Asthma is the most prevalent chronic respiratory disease worldwide and is the leading chronic disease in children. In the United States (US), an estimated 6.2 million children have asthma.(1) Given that asthma typically starts in early childhood and is chronic in nature, poor asthma control has implications for pulmonary health throughout the life course.
Exposure to environmental allergens is a leading cause of asthma exacerbation, estimated to trigger asthma attacks in 60–90% of children (2) through promotion of airway inflammation and bronchial hyperresponsiveness.(3) Allergens commonly found indoors are particularly important due to increased exposure potential from time spent in the home. Many environmental allergens (e.g., house dust mites, cockroach, mold, pet dander, mice) are associated with asthma exacerbation, however studies around the world have found that exposure to cockroach antigen (e.g., Bla g 1, Per a 2) has the greatest effect, particularly on severe outcomes.(4–7) Among a cohort of moderate to severe asthmatics in New Orleans, Louisiana, children exposed to Bla g 1 > 2U/g were four times as likely to be hospitalized compared to their unexposed peers despite sensitization and exposure to multiple indoor allergens.(5) Similarly, in the National Cooperative Inner-City Asthma Study children in the US sensitized and exposed to cockroach were 3.4 times as likely to be hospitalized.(6) In Poland, 61% of children with cockroach sensitivity had severe asthma, compared to 36% of sensitized children exposed to other indoor allergens.(8) Among patients with persistent asthma in Taiwan, IgE-binding to American cockroach allergen (Per a 2) was associated with severe airway allergy and elevated proinflammatory chemokines.(9)

**Information supplied**.
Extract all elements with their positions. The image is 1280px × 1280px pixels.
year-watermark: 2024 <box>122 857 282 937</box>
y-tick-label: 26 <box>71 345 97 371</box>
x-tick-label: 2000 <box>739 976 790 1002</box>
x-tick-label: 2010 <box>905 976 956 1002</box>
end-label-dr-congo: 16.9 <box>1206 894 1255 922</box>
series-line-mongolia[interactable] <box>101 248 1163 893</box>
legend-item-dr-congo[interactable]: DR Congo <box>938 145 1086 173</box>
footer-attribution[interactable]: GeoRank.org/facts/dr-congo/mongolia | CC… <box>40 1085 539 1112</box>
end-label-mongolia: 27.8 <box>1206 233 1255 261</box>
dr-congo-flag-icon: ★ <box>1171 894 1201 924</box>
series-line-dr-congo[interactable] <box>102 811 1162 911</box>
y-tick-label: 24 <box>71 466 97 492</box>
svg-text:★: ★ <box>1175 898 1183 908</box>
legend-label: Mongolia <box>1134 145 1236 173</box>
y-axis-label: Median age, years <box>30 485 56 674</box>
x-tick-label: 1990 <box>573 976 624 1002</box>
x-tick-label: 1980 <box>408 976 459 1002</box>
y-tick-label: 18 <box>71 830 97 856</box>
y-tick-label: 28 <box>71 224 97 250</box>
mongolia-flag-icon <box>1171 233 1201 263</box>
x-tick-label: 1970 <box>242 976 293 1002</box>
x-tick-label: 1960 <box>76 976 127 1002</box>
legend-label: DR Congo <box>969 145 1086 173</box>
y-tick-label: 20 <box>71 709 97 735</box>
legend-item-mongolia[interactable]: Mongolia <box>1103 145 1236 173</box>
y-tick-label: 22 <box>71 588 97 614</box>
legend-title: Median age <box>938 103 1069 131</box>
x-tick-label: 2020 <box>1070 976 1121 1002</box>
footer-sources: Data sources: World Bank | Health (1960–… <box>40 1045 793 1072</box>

**Questions**.
[a] Please answer these questions from the asthma text:
(i) How many children in the United States are estimated to have asthma?
(ii) In Poland, what percentage of children with cockroach sensitivity had severe asthma?
(iii) In the National Cooperative Inner-City Asthma Study, how many times as likely to be hospitalized were US children sensitized and exposed to cockroach?
[b] Print the asthma text from "Asthma is the" to "the life course.".

**Answer list**.
[a]
(i) An estimated 6.2 million.
(ii) 61%.
(iii) 3.4 times as likely.

[b]
Asthma is the most prevalent chronic respiratory disease worldwide and is the leading chronic disease in children. In the United States (US), an estimated 6.2 million children have asthma.(1) Given that asthma typically starts in early childhood and is chronic in nature, poor asthma control has implications for pulmonary health throughout the life course.